TASK TO CARRY OUT: Below are the records. Gather each line that holds "icon".

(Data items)
<<<<

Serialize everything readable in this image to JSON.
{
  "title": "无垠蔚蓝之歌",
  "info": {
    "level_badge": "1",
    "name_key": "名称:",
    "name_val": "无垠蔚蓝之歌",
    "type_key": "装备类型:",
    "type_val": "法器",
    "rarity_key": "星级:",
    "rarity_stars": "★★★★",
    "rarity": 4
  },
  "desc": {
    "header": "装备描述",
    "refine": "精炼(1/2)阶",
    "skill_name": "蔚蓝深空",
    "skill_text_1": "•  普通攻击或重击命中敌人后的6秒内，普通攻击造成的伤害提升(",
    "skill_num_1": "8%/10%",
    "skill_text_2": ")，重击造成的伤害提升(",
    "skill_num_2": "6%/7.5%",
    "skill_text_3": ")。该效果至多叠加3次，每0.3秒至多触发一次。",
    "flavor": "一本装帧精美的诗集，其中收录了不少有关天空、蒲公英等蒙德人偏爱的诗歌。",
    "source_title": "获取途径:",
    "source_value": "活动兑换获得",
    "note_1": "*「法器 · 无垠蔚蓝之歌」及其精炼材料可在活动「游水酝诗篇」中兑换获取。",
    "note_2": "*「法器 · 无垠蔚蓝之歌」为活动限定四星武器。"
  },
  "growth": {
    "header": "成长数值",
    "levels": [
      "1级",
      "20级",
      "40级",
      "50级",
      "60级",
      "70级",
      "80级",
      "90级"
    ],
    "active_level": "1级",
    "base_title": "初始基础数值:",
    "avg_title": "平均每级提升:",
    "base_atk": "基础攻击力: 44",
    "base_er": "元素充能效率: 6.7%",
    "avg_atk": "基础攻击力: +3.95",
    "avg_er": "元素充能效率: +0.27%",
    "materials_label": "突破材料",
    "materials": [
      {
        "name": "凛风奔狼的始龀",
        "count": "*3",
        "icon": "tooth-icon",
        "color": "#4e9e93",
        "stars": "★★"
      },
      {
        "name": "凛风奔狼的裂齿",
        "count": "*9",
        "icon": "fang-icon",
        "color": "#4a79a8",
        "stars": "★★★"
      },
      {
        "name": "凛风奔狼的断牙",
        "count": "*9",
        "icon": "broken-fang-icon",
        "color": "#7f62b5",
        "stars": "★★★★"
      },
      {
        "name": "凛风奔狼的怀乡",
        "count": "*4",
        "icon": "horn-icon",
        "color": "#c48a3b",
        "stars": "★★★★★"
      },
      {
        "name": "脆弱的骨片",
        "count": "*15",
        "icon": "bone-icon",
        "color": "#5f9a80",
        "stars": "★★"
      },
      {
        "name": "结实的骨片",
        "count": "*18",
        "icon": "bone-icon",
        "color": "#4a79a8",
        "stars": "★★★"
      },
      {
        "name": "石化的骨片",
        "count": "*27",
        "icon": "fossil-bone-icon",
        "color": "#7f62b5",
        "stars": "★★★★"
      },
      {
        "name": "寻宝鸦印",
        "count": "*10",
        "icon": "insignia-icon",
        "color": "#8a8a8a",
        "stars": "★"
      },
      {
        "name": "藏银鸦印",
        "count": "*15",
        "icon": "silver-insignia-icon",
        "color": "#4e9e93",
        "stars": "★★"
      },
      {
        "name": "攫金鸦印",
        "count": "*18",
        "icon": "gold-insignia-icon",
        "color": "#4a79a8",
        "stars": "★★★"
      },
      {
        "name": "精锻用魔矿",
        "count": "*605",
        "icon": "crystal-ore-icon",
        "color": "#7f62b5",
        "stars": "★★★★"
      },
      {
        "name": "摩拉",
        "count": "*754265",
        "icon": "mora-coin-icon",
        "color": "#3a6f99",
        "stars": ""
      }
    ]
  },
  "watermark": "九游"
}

>>>>

COMPLETED EXERCISE:
        "icon": "tooth-icon",
        "icon": "fang-icon",
        "icon": "broken-fang-icon",
        "icon": "horn-icon",
        "icon": "bone-icon",
        "icon": "bone-icon",
        "icon": "fossil-bone-icon",
        "icon": "insignia-icon",
        "icon": "silver-insignia-icon",
        "icon": "gold-insignia-icon",
        "icon": "crystal-ore-icon",
        "icon": "mora-coin-icon",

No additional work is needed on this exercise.